**Exercise:** Look through the material and copy each line holding "text".
-------- Material
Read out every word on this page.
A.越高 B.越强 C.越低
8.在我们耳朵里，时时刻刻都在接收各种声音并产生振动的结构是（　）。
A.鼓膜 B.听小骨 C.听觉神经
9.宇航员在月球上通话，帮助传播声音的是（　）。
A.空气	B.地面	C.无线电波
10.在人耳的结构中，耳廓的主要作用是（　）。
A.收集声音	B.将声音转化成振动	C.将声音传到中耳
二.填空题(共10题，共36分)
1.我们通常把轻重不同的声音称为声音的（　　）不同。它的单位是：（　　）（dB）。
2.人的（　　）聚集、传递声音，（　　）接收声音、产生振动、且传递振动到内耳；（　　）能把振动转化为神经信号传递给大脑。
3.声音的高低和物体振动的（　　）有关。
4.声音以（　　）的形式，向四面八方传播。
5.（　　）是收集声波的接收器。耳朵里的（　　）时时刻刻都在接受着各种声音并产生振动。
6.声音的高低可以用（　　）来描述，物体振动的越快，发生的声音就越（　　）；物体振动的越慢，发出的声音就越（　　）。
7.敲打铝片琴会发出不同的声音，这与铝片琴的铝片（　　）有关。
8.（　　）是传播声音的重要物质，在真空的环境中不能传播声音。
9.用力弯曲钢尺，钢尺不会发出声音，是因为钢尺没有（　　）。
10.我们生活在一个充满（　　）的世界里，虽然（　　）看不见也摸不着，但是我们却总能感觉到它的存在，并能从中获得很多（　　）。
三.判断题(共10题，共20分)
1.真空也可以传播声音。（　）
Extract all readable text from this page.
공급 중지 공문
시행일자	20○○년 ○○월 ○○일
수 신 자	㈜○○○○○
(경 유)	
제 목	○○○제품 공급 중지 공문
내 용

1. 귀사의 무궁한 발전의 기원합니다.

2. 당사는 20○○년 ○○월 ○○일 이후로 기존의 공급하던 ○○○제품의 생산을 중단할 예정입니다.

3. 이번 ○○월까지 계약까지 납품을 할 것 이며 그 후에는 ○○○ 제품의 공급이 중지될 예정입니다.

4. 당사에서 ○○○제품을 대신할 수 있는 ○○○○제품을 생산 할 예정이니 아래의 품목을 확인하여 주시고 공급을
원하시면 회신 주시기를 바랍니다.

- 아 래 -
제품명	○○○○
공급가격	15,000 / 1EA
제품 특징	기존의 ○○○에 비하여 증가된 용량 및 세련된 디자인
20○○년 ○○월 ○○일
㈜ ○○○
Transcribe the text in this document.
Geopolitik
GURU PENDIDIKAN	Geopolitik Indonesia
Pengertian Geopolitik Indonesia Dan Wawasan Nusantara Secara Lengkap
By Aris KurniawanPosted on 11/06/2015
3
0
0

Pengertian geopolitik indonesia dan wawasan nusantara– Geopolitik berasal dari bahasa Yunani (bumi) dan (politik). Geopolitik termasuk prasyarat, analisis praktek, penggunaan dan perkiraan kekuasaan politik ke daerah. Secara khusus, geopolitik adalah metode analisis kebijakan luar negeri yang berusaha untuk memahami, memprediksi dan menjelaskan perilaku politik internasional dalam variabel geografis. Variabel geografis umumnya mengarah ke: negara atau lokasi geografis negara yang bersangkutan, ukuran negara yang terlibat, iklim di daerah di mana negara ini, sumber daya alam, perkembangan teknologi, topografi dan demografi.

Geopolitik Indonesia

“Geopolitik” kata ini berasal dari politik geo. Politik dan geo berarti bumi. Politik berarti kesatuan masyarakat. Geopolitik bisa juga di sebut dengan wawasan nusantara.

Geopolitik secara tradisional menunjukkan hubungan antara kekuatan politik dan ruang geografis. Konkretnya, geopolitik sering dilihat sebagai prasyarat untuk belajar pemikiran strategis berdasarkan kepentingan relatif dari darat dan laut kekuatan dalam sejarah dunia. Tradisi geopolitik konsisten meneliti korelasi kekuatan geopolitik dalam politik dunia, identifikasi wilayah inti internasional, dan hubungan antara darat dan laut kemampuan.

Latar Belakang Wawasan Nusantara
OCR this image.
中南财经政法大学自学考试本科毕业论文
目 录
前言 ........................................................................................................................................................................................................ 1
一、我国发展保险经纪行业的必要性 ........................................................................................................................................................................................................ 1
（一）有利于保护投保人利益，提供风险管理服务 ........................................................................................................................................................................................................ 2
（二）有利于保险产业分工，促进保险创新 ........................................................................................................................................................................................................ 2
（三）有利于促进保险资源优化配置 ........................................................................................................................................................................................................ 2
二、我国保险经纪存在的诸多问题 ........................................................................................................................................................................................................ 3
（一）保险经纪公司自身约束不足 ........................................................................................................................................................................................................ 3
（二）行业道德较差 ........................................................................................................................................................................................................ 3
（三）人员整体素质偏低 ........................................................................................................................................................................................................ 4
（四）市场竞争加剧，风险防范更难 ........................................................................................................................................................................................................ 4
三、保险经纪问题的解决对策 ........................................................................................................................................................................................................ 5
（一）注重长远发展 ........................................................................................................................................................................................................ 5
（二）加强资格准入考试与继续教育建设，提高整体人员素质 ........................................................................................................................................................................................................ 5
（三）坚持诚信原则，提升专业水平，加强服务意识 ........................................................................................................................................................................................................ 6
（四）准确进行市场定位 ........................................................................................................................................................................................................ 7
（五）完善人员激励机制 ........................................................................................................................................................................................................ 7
----------------
**Response to the exercise:**
Extract all readable text from this page.
Transcribe the text in this document.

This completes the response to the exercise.